**Exercise description:** State only how many lines below include the string "text".

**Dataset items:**
[BEGIN]

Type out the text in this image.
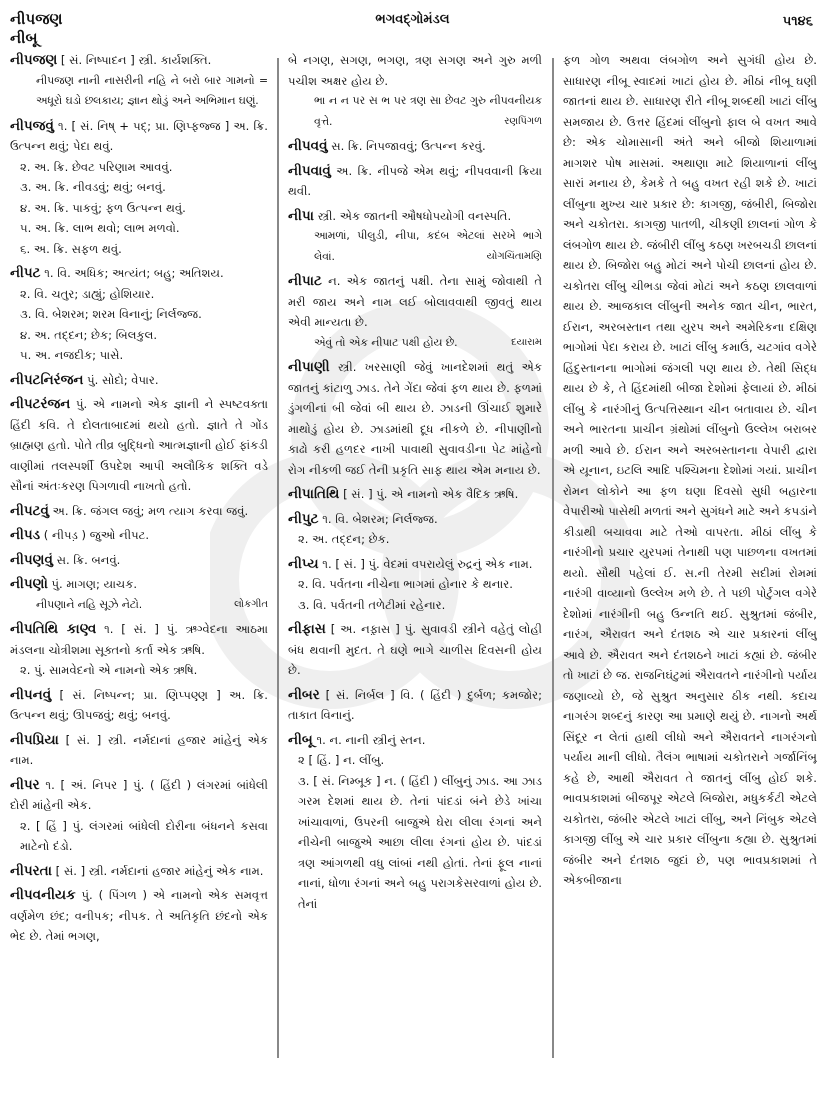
નીપજણ
નીબૂ
ભગવદ્ગોમંડલ	૫૧૪૬
નીપજણ [ સં. નિષ્પાદન ] સ્ત્રી. કાર્યશક્તિ.
નીપજણ નાની નાસરીની નહિ ને બરો બાર ગામનો = અધૂરો ઘડો છલકાય; જ્ઞાન થોડું અને અભિમાન ઘણું.
નીપજવું ૧. [ સં. નિષ્ + પદ્; પ્રા. ણિપ્ફજ્જ ] અ. ક્રિ. ઉત્પન્ન થવું; પેદા થવું.
૨. અ. ક્રિ. છેવટ પરિણામ આવવું.
૩. અ. ક્રિ. નીવડવું; થવું; બનવું.
૪. અ. ક્રિ. પાકવું; ફળ ઉત્પન્ન થવું.
૫. અ. ક્રિ. લાભ થવો; લાભ મળવો.
૬. અ. ક્રિ. સફળ થવું.
નીપટ ૧. વિ. અધિક; અત્યંત; બહુ; અતિશય.
૨. વિ. ચતુર; ડાહ્યું; હોશિયાર.
૩. વિ. બેશરમ; શરમ વિનાનું; નિર્લજ્જ.
૪. અ. તદ્દન; છેક; બિલકુલ.
૫. અ. નજદીક; પાસે.
નીપટનિરંજન પું. સોદો; વેપાર.
નીપટરંજન પું. એ નામનો એક જ્ઞાની ને સ્પષ્ટવક્તા હિંદી કવિ. તે દોલતાબાદમાં થયો હતો. જ્ઞાતે તે ગોંડ બ્રાહ્મણ હતો. પોતે તીવ્ર બુદ્ધિનો આત્મજ્ઞાની હોઈ ફાંકડી વાણીમાં તલસ્પર્શી ઉપદેશ આપી અલૌકિક શક્તિ વડે સૌનાં અંતઃકરણ પિગળાવી નાખતો હતો.
નીપટવું અ. ક્રિ. જંગલ જવું; મળ ત્યાગ કરવા જવું.
નીપડ ( નીપડ઼ ) જુઓ નીપટ.
નીપણવું સ. ક્રિ. બનવું.
નીપણો પું. માગણ; યાચક.
નીપણાને નહિ સૂઝે નેટો.	લોકગીત
નીપતિથિ કાણ્વ ૧. [ સં. ] પું. ઋગ્વેદના આઠમા મંડલના ચોત્રીશમા સૂક્તનો કર્તા એક ઋષિ.
૨. પું. સામવેદનો એ નામનો એક ઋષિ.
નીપનવું [ સં. નિષ્પન્ન; પ્રા. ણિપ્પણ્ણ ] અ. ક્રિ. ઉત્પન્ન થવું; ઊપજવું; થવું; બનવું.
નીપપ્રિયા [ સં. ] સ્ત્રી. નર્મદાનાં હજાર માંહેનું એક નામ.
નીપર ૧. [ અં. નિપર ] પું. ( હિંદી ) લંગરમાં બાંધેલી દોરી માંહેની એક.
૨. [ હિં ] પું. લંગરમાં બાંધેલી દોરીના બંધનને કસવા માટેનો દંડો.
નીપરતા [ સં. ] સ્ત્રી. નર્મદાનાં હજાર માંહેનું એક નામ.
નીપવનીયક પું. ( પિંગળ ) એ નામનો એક સમવૃત્ત વર્ણમેળ છંદ; વનીપક; નીપક. તે અતિકૃતિ છંદનો એક ભેદ છે. તેમાં ભગણ,
બે નગણ, સગણ, ભગણ, ત્રણ સગણ અને ગુરુ મળી પચીશ અક્ષર હોય છે.
ભા ન ન પર સ ભ પર ત્રણ સા છેવટ ગુરુ નીપવનીયક વૃત્તે.	રણપિંગળ
નીપવવું સ. ક્રિ. નિપજાવવું; ઉત્પન્ન કરવું.
નીપવાવું અ. ક્રિ. નીપજે એમ થવું; નીપવવાની ક્રિયા થવી.
નીપા સ્ત્રી. એક જાતની ઔષધોપયોગી વનસ્પતિ.
આમળાં, પીલુડી, નીપા, કદંબ એટલાં સરખે ભાગે લેવાં.	યોગચિંતામણિ
નીપાટ ન. એક જાતનું પક્ષી. તેના સામું જોવાથી તે મરી જાય અને નામ લઈ બોલાવવાથી જીવતું થાય એવી માન્યતા છે.
એવું તો એક નીપાટ પક્ષી હોય છે.	દયારામ
નીપાણી સ્ત્રી. ખરસાણી જેવું ખાનદેશમાં થતું એક જાતનું કાંટાળુ ઝાડ. તેને ગેંદા જેવાં ફળ થાય છે. ફળમાં ડુંગળીનાં બી જેવાં બી થાય છે. ઝાડની ઊંચાઈ શુમારે માથોડું હોય છે. ઝાડમાંથી દૂધ નીકળે છે. નીપાણીનો કાઢો કરી હળદર નાખી પાવાથી સુવાવડીના પેટ માંહેનો રોગ નીકળી જઈ તેની પ્રકૃતિ સાફ થાય એમ મનાય છે.
નીપાતિથિ [ સં. ] પું. એ નામનો એક વૈદિક ઋષિ.
નીપુટ ૧. વિ. બેશરમ; નિર્લજ્જ.
૨. અ. તદ્દન; છેક.
નીપ્ય ૧. [ સં. ] પું. વેદમાં વપરાયેલું રુદ્રનું એક નામ.
૨. વિ. પર્વતના નીચેના ભાગમાં હોનાર કે થનાર.
૩. વિ. પર્વતની તળેટીમાં રહેનાર.
નીફાસ [ અ. નફ઼ાસ ] પું. સુવાવડી સ્ત્રીને વહેતું લોહી બંધ થવાની મુદત. તે ઘણે ભાગે ચાળીસ દિવસની હોય છે.
નીબર [ સં. નિર્બલ ] વિ. ( હિંદી ) દુર્બળ; કમજોર; તાકાત વિનાનું.
નીબૂ ૧. ન. નાની સ્ત્રીનું સ્તન.
૨ [ હિં. ] ન. લીંબુ.
૩. [ સં. નિમ્બૂક ] ન. ( હિંદી ) લીંબુનું ઝાડ. આ ઝાડ ગરમ દેશમાં થાય છે. તેનાં પાંદડાં બંને છેડે ખાંચા ખાંચાવાળાં, ઉપરની બાજુએ ઘેરા લીલા રંગનાં અને નીચેની બાજુએ આછા લીલા રંગનાં હોય છે. પાંદડાં ત્રણ આંગળથી વધુ લાંબાં નથી હોતાં. તેનાં ફૂલ નાનાં નાનાં, ધોળા રંગનાં અને બહુ પરાગકેસરવાળાં હોય છે. તેનાં
ફળ ગોળ અથવા લંબગોળ અને સુગંધી હોય છે. સાધારણ નીબૂ સ્વાદમાં ખાટાં હોય છે. મીઠાં નીબૂ ઘણી જાતનાં થાય છે. સાધારણ રીતે નીબૂ શબ્દથી ખાટાં લીંબુ સમજાય છે. ઉત્તર હિંદમાં લીંબુનો ફાલ બે વખત આવે છે: એક ચોમાસાની અંતે અને બીજો શિયાળામાં માગશર પોષ માસમાં. અથાણા માટે શિયાળાનાં લીંબુ સારાં મનાય છે, કેમકે તે બહુ વખત રહી શકે છે. ખાટાં લીંબુના મુખ્ય ચાર પ્રકાર છે: કાગજી, જંબીરી, બિજોરા અને ચકોતરા. કાગજી પાતળી, ચીકણી છાલનાં ગોળ કે લંબગોળ થાય છે. જંબીરી લીંબુ કઠણ ખરબચડી છાલનાં થાય છે. બિજોરા બહુ મોટાં અને પોચી છાલનાં હોય છે. ચકોતરા લીંબુ ચીભડા જેવાં મોટાં અને કઠણ છાલવાળાં થાય છે. આજકાલ લીંબુની અનેક જાત ચીન, ભારત, ઈરાન, અરબસ્તાન તથા યુરપ અને અમેરિકના દક્ષિણ ભાગોમાં પેદા કરાય છે. ખાટાં લીંબુ કમાઉં, ચટગાંવ વગેરે હિંદુસ્તાનના ભાગોમાં જંગલી પણ થાય છે. તેથી સિદ્ધ થાય છે કે, તે હિંદમાંથી બીજા દેશોમાં ફેલાયાં છે. મીઠાં લીંબુ કે નારંગીનું ઉત્પત્તિસ્થાન ચીન બતાવાય છે. ચીન અને ભારતના પ્રાચીન ગ્રંથોમાં લીંબુનો ઉલ્લેખ બરાબર મળી આવે છે. ઈરાન અને અરબસ્તાનના વેપારી દ્વારા એ યૂનાન, ઇટલિ આદિ પશ્ચિમના દેશોમાં ગયાં. પ્રાચીન રોમન લોકોને આ ફળ ઘણા દિવસો સુધી બહારના વેપારીઓ પાસેથી મળતાં અને સુગંધને માટે અને કપડાંને કીડાથી બચાવવા માટે તેઓ વાપરતા. મીઠાં લીંબુ કે નારંગીનો પ્રચાર યુરપમાં તેનાથી પણ પાછળના વખતમાં થયો. સૌથી પહેલાં ઈ. સ.ની તેરમી સદીમાં રોમમાં નારંગી વાવ્યાનો ઉલ્લેખ મળે છે. તે પછી પોર્ટુગલ વગેરે દેશોમાં નારંગીની બહુ ઉન્નતિ થઈ. સુશ્રુતમાં જંબીર, નારંગ, ઐરાવત અને દંતશઠ એ ચાર પ્રકારનાં લીંબુ આવે છે. ઐરાવત અને દંતશઠને ખાટાં કહ્યાં છે. જંબીર તો ખાટાં છે જ. રાજનિઘંટુમાં ઐરાવતને નારંગીનો પર્યાય જણાવ્યો છે, જે સુશ્રુત અનુસાર ઠીક નથી. કદાચ નાગરંગ શબ્દનું કારણ આ પ્રમાણે થયું છે. નાગનો અર્થ સિંદૂર ન લેતાં હાથી લીધો અને ઐરાવતને નાગરંગનો પર્યાય માની લીધો. તૈલંગ ભાષામાં ચકોતરાને ગર્જાનિંબૂ કહે છે, આથી ઐરાવત તે જાતનું લીંબુ હોઈ શકે. ભાવપ્રકાશમાં બીજપૂર એટલે બિજોરા, મધુકર્કટી એટલે ચકોતરા, જંબીર એટલે ખાટાં લીંબુ, અને નિંબુક એટલે કાગજી લીંબુ એ ચાર પ્રકાર લીંબુના કહ્યા છે. સુશ્રુતમાં જંબીર અને દંતશઠ જુદાં છે, પણ ભાવપ્રકાશમાં તે એકબીજાના
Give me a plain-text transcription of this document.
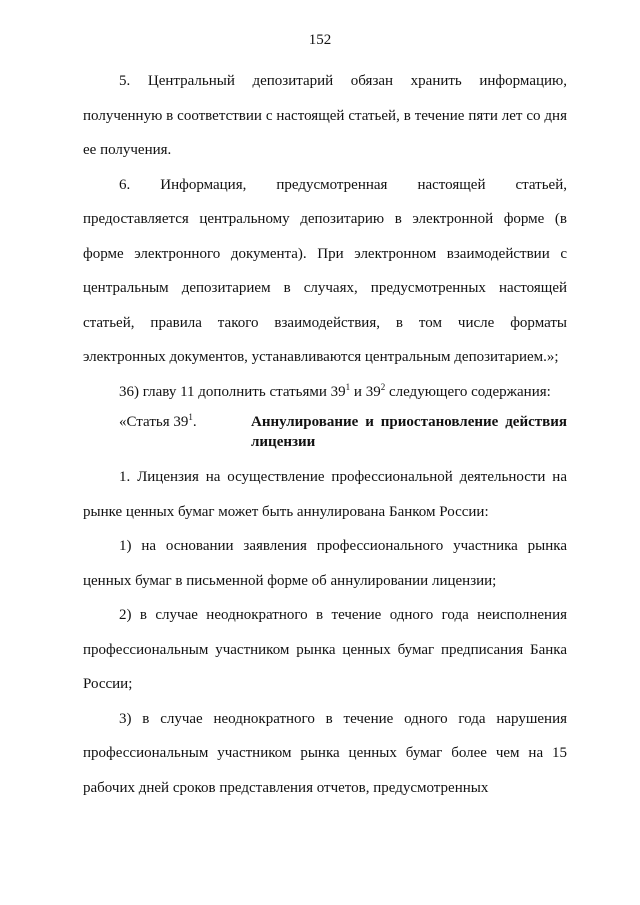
152

5. Центральный депозитарий обязан хранить информацию, полученную в соответствии с настоящей статьей, в течение пяти лет со дня ее получения.

6. Информация, предусмотренная настоящей статьей, предоставляется центральному депозитарию в электронной форме (в форме электронного документа). При электронном взаимодействии с центральным депозитарием в случаях, предусмотренных настоящей статьей, правила такого взаимодействия, в том числе форматы электронных документов, устанавливаются центральным депозитарием.»;

36) главу 11 дополнить статьями $39^1$ и $39^2$ следующего содержания:

«Статья $39^1$.	Аннулирование и приостановление действия лицензии

1. Лицензия на осуществление профессиональной деятельности на рынке ценных бумаг может быть аннулирована Банком России:

1) на основании заявления профессионального участника рынка ценных бумаг в письменной форме об аннулировании лицензии;

2) в случае неоднократного в течение одного года неисполнения профессиональным участником рынка ценных бумаг предписания Банка России;

3) в случае неоднократного в течение одного года нарушения профессиональным участником рынка ценных бумаг более чем на 15 рабочих дней сроков представления отчетов, предусмотренных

[END]

**Result for this task:** 2